* [What you need to do]:
Repeat the records below exactly as they appear.

***** Supplied records *****

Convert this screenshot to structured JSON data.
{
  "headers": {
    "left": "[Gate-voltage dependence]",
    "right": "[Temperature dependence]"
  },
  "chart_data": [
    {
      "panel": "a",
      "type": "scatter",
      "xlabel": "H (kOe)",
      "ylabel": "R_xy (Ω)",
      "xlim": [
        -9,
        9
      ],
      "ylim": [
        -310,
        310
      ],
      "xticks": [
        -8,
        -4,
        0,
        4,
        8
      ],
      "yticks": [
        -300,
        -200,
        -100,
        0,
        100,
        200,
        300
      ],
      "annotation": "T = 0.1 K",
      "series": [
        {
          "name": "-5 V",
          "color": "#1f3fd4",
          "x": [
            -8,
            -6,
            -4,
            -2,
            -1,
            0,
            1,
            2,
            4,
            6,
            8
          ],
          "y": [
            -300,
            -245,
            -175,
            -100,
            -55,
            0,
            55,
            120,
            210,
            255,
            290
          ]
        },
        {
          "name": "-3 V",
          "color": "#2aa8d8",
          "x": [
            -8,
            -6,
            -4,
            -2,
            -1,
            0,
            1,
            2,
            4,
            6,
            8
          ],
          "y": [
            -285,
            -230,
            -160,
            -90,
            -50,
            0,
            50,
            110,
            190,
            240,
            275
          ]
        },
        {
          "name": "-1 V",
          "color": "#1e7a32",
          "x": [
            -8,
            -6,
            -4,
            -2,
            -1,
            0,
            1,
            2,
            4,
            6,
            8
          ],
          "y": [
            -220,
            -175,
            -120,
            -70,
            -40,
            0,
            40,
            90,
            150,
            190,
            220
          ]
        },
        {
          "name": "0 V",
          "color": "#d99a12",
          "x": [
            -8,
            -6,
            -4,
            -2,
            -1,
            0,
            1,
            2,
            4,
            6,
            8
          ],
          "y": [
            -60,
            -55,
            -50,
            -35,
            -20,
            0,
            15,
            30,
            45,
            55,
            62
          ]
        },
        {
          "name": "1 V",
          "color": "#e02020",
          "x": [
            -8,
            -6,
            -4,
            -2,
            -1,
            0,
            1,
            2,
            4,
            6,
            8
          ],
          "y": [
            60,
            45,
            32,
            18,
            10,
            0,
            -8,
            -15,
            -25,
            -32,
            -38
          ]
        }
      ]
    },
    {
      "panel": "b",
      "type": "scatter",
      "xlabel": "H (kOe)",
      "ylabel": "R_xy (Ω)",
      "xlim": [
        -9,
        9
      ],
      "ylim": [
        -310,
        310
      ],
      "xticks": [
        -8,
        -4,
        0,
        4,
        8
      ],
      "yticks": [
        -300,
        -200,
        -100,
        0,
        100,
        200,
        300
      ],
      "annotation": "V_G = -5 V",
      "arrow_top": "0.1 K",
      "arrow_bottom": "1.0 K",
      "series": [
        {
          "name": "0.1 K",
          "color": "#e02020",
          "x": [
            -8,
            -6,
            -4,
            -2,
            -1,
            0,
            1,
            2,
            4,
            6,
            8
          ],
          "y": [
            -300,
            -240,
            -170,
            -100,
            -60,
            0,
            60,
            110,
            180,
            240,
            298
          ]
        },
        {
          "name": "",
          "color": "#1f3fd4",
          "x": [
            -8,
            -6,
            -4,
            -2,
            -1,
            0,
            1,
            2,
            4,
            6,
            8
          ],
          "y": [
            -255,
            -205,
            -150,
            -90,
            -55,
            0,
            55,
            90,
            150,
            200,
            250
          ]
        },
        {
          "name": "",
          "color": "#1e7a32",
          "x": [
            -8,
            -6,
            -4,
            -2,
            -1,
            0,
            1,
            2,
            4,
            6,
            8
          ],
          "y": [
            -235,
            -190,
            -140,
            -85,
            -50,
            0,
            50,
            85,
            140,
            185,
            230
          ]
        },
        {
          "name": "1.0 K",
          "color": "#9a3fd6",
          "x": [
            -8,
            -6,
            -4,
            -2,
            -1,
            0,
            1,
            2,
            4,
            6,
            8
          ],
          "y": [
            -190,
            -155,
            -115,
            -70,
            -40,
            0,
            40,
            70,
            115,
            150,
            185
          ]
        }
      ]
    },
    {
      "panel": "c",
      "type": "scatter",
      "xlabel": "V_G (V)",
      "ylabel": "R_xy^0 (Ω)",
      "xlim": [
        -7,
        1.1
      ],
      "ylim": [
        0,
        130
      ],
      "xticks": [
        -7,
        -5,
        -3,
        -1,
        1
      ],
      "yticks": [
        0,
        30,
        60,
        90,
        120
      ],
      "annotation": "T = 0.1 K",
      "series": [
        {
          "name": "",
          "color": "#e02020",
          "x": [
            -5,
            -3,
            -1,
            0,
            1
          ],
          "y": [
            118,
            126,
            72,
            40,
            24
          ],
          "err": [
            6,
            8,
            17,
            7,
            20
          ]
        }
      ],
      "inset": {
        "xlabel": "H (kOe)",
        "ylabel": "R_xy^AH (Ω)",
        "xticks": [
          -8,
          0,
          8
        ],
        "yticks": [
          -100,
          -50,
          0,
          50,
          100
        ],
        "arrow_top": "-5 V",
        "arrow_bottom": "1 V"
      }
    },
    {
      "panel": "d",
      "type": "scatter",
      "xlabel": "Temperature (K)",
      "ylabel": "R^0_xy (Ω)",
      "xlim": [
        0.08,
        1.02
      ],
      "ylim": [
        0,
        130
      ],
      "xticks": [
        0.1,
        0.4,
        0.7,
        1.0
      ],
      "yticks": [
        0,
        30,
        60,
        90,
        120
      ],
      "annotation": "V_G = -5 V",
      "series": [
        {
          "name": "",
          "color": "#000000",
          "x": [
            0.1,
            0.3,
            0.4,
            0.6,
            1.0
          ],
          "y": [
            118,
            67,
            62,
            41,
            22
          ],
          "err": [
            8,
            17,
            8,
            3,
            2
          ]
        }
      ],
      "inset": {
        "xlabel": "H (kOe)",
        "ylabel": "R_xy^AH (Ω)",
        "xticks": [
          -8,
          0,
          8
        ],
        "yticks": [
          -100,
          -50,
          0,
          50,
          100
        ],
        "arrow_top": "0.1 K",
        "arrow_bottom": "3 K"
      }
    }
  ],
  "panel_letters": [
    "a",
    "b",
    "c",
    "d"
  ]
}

*****

* [Complete answer]:
Convert this screenshot to structured JSON data.
{
  "headers": {
    "left": "[Gate-voltage dependence]",
    "right": "[Temperature dependence]"
  },
  "chart_data": [
    {
      "panel": "a",
      "type": "scatter",
      "xlabel": "H (kOe)",
      "ylabel": "R_xy (Ω)",
      "xlim": [
        -9,
        9
      ],
      "ylim": [
        -310,
        310
      ],
      "xticks": [
        -8,
        -4,
        0,
        4,
        8
      ],
      "yticks": [
        -300,
        -200,
        -100,
        0,
        100,
        200,
        300
      ],
      "annotation": "T = 0.1 K",
      "series": [
        {
          "name": "-5 V",
          "color": "#1f3fd4",
          "x": [
            -8,
            -6,
            -4,
            -2,
            -1,
            0,
            1,
            2,
            4,
            6,
            8
          ],
          "y": [
            -300,
            -245,
            -175,
            -100,
            -55,
            0,
            55,
            120,
            210,
            255,
            290
          ]
        },
        {
          "name": "-3 V",
          "color": "#2aa8d8",
          "x": [
            -8,
            -6,
            -4,
            -2,
            -1,
            0,
            1,
            2,
            4,
            6,
            8
          ],
          "y": [
            -285,
            -230,
            -160,
            -90,
            -50,
            0,
            50,
            110,
            190,
            240,
            275
          ]
        },
        {
          "name": "-1 V",
          "color": "#1e7a32",
          "x": [
            -8,
            -6,
            -4,
            -2,
            -1,
            0,
            1,
            2,
            4,
            6,
            8
          ],
          "y": [
            -220,
            -175,
            -120,
            -70,
            -40,
            0,
            40,
            90,
            150,
            190,
            220
          ]
        },
        {
          "name": "0 V",
          "color": "#d99a12",
          "x": [
            -8,
            -6,
            -4,
            -2,
            -1,
            0,
            1,
            2,
            4,
            6,
            8
          ],
          "y": [
            -60,
            -55,
            -50,
            -35,
            -20,
            0,
            15,
            30,
            45,
            55,
            62
          ]
        },
        {
          "name": "1 V",
          "color": "#e02020",
          "x": [
            -8,
            -6,
            -4,
            -2,
            -1,
            0,
            1,
            2,
            4,
            6,
            8
          ],
          "y": [
            60,
            45,
            32,
            18,
            10,
            0,
            -8,
            -15,
            -25,
            -32,
            -38
          ]
        }
      ]
    },
    {
      "panel": "b",
      "type": "scatter",
      "xlabel": "H (kOe)",
      "ylabel": "R_xy (Ω)",
      "xlim": [
        -9,
        9
      ],
      "ylim": [
        -310,
        310
      ],
      "xticks": [
        -8,
        -4,
        0,
        4,
        8
      ],
      "yticks": [
        -300,
        -200,
        -100,
        0,
        100,
        200,
        300
      ],
      "annotation": "V_G = -5 V",
      "arrow_top": "0.1 K",
      "arrow_bottom": "1.0 K",
      "series": [
        {
          "name": "0.1 K",
          "color": "#e02020",
          "x": [
            -8,
            -6,
            -4,
            -2,
            -1,
            0,
            1,
            2,
            4,
            6,
            8
          ],
          "y": [
            -300,
            -240,
            -170,
            -100,
            -60,
            0,
            60,
            110,
            180,
            240,
            298
          ]
        },
        {
          "name": "",
          "color": "#1f3fd4",
          "x": [
            -8,
            -6,
            -4,
            -2,
            -1,
            0,
            1,
            2,
            4,
            6,
            8
          ],
          "y": [
            -255,
            -205,
            -150,
            -90,
            -55,
            0,
            55,
            90,
            150,
            200,
            250
          ]
        },
        {
          "name": "",
          "color": "#1e7a32",
          "x": [
            -8,
            -6,
            -4,
            -2,
            -1,
            0,
            1,
            2,
            4,
            6,
            8
          ],
          "y": [
            -235,
            -190,
            -140,
            -85,
            -50,
            0,
            50,
            85,
            140,
            185,
            230
          ]
        },
        {
          "name": "1.0 K",
          "color": "#9a3fd6",
          "x": [
            -8,
            -6,
            -4,
            -2,
            -1,
            0,
            1,
            2,
            4,
            6,
            8
          ],
          "y": [
            -190,
            -155,
            -115,
            -70,
            -40,
            0,
            40,
            70,
            115,
            150,
            185
          ]
        }
      ]
    },
    {
      "panel": "c",
      "type": "scatter",
      "xlabel": "V_G (V)",
      "ylabel": "R_xy^0 (Ω)",
      "xlim": [
        -7,
        1.1
      ],
      "ylim": [
        0,
        130
      ],
      "xticks": [
        -7,
        -5,
        -3,
        -1,
        1
      ],
      "yticks": [
        0,
        30,
        60,
        90,
        120
      ],
      "annotation": "T = 0.1 K",
      "series": [
        {
          "name": "",
          "color": "#e02020",
          "x": [
            -5,
            -3,
            -1,
            0,
            1
          ],
          "y": [
            118,
            126,
            72,
            40,
            24
          ],
          "err": [
            6,
            8,
            17,
            7,
            20
          ]
        }
      ],
      "inset": {
        "xlabel": "H (kOe)",
        "ylabel": "R_xy^AH (Ω)",
        "xticks": [
          -8,
          0,
          8
        ],
        "yticks": [
          -100,
          -50,
          0,
          50,
          100
        ],
        "arrow_top": "-5 V",
        "arrow_bottom": "1 V"
      }
    },
    {
      "panel": "d",
      "type": "scatter",
      "xlabel": "Temperature (K)",
      "ylabel": "R^0_xy (Ω)",
      "xlim": [
        0.08,
        1.02
      ],
      "ylim": [
        0,
        130
      ],
      "xticks": [
        0.1,
        0.4,
        0.7,
        1.0
      ],
      "yticks": [
        0,
        30,
        60,
        90,
        120
      ],
      "annotation": "V_G = -5 V",
      "series": [
        {
          "name": "",
          "color": "#000000",
          "x": [
            0.1,
            0.3,
            0.4,
            0.6,
            1.0
          ],
          "y": [
            118,
            67,
            62,
            41,
            22
          ],
          "err": [
            8,
            17,
            8,
            3,
            2
          ]
        }
      ],
      "inset": {
        "xlabel": "H (kOe)",
        "ylabel": "R_xy^AH (Ω)",
        "xticks": [
          -8,
          0,
          8
        ],
        "yticks": [
          -100,
          -50,
          0,
          50,
          100
        ],
        "arrow_top": "0.1 K",
        "arrow_bottom": "3 K"
      }
    }
  ],
  "panel_letters": [
    "a",
    "b",
    "c",
    "d"
  ]
}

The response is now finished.